**Given request**
Your task is to repeat the listing exactly.

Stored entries
# # # # #

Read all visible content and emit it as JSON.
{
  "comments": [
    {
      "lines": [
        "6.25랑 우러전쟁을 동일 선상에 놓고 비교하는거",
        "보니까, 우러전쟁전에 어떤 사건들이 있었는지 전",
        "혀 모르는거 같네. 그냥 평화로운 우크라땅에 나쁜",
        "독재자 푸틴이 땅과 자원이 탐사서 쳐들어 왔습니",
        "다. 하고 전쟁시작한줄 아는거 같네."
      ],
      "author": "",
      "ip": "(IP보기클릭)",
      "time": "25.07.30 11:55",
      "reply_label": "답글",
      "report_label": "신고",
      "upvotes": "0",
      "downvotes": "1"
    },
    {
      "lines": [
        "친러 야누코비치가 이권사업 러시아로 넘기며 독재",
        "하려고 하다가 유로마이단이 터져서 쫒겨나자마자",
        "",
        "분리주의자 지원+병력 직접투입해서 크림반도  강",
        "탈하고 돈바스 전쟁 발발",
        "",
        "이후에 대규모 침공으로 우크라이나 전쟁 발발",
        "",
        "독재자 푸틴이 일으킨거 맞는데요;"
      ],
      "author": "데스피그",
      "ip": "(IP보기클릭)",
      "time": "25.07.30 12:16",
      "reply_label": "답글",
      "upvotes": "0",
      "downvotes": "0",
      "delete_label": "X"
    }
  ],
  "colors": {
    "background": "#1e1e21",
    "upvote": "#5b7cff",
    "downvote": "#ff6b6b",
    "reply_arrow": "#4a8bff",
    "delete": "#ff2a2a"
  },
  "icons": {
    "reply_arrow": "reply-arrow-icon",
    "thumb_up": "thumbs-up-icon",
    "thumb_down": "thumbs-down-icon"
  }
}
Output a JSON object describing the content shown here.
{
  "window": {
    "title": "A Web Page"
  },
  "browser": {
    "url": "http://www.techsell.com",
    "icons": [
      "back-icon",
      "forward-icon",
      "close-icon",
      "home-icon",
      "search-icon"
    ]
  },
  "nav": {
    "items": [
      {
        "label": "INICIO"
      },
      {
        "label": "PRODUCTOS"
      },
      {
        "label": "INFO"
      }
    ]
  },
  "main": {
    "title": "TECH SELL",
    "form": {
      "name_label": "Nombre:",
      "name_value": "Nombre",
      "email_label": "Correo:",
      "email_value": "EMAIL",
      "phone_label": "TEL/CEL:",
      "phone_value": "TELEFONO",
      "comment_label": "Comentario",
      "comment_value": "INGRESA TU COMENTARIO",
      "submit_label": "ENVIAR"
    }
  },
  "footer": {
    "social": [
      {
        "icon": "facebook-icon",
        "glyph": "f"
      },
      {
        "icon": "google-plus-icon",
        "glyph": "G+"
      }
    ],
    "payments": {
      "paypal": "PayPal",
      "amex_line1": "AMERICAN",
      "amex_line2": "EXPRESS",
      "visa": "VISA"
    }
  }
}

# # # # #

**Result below**
Read all visible content and emit it as JSON.
{
  "comments": [
    {
      "lines": [
        "6.25랑 우러전쟁을 동일 선상에 놓고 비교하는거",
        "보니까, 우러전쟁전에 어떤 사건들이 있었는지 전",
        "혀 모르는거 같네. 그냥 평화로운 우크라땅에 나쁜",
        "독재자 푸틴이 땅과 자원이 탐사서 쳐들어 왔습니",
        "다. 하고 전쟁시작한줄 아는거 같네."
      ],
      "author": "",
      "ip": "(IP보기클릭)",
      "time": "25.07.30 11:55",
      "reply_label": "답글",
      "report_label": "신고",
      "upvotes": "0",
      "downvotes": "1"
    },
    {
      "lines": [
        "친러 야누코비치가 이권사업 러시아로 넘기며 독재",
        "하려고 하다가 유로마이단이 터져서 쫒겨나자마자",
        "",
        "분리주의자 지원+병력 직접투입해서 크림반도  강",
        "탈하고 돈바스 전쟁 발발",
        "",
        "이후에 대규모 침공으로 우크라이나 전쟁 발발",
        "",
        "독재자 푸틴이 일으킨거 맞는데요;"
      ],
      "author": "데스피그",
      "ip": "(IP보기클릭)",
      "time": "25.07.30 12:16",
      "reply_label": "답글",
      "upvotes": "0",
      "downvotes": "0",
      "delete_label": "X"
    }
  ],
  "colors": {
    "background": "#1e1e21",
    "upvote": "#5b7cff",
    "downvote": "#ff6b6b",
    "reply_arrow": "#4a8bff",
    "delete": "#ff2a2a"
  },
  "icons": {
    "reply_arrow": "reply-arrow-icon",
    "thumb_up": "thumbs-up-icon",
    "thumb_down": "thumbs-down-icon"
  }
}
Output a JSON object describing the content shown here.
{
  "window": {
    "title": "A Web Page"
  },
  "browser": {
    "url": "http://www.techsell.com",
    "icons": [
      "back-icon",
      "forward-icon",
      "close-icon",
      "home-icon",
      "search-icon"
    ]
  },
  "nav": {
    "items": [
      {
        "label": "INICIO"
      },
      {
        "label": "PRODUCTOS"
      },
      {
        "label": "INFO"
      }
    ]
  },
  "main": {
    "title": "TECH SELL",
    "form": {
      "name_label": "Nombre:",
      "name_value": "Nombre",
      "email_label": "Correo:",
      "email_value": "EMAIL",
      "phone_label": "TEL/CEL:",
      "phone_value": "TELEFONO",
      "comment_label": "Comentario",
      "comment_value": "INGRESA TU COMENTARIO",
      "submit_label": "ENVIAR"
    }
  },
  "footer": {
    "social": [
      {
        "icon": "facebook-icon",
        "glyph": "f"
      },
      {
        "icon": "google-plus-icon",
        "glyph": "G+"
      }
    ],
    "payments": {
      "paypal": "PayPal",
      "amex_line1": "AMERICAN",
      "amex_line2": "EXPRESS",
      "visa": "VISA"
    }
  }
}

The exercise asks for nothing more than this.